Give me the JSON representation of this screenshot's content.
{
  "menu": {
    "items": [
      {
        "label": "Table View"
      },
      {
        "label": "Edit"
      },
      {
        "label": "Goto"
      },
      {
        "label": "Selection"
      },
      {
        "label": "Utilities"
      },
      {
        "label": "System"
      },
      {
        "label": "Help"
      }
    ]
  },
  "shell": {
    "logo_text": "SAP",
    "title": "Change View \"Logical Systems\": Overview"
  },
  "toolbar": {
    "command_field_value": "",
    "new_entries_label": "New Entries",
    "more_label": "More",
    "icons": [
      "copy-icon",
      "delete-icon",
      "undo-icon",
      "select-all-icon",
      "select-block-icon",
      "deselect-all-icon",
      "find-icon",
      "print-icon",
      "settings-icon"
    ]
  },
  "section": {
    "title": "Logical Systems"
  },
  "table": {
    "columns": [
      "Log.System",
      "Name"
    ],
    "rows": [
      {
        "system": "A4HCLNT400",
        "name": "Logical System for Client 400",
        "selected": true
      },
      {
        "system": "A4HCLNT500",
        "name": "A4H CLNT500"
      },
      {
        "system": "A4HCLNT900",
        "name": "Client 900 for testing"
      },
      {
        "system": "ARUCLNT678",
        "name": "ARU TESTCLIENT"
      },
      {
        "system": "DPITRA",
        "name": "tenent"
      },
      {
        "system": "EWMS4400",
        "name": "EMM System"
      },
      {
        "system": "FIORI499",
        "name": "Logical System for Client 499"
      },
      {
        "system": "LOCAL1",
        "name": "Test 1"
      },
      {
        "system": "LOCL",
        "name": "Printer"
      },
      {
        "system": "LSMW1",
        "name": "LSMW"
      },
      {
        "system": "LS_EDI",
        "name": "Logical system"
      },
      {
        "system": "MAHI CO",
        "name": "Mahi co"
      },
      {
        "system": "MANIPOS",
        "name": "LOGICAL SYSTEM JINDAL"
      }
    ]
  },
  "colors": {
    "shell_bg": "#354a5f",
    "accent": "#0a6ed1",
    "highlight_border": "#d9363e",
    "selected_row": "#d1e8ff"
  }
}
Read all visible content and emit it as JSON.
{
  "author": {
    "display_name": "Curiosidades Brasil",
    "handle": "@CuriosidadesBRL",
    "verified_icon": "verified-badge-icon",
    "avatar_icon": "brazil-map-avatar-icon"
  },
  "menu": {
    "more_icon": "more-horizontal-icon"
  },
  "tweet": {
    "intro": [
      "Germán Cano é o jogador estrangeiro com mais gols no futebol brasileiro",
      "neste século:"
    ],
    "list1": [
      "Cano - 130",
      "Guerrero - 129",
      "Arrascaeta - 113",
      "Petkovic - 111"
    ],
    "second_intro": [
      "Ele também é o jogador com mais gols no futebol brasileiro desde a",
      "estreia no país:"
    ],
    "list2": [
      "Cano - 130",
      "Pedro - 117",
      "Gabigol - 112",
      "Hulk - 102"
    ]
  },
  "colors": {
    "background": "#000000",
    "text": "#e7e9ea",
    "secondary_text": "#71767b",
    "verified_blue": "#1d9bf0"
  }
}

========

• GIVEN PROBLEM:
Find each line holding the word "content" and copy it.

• WRITTEN REPLY:
Give me the JSON representation of this screenshot's content.
Read all visible content and emit it as JSON.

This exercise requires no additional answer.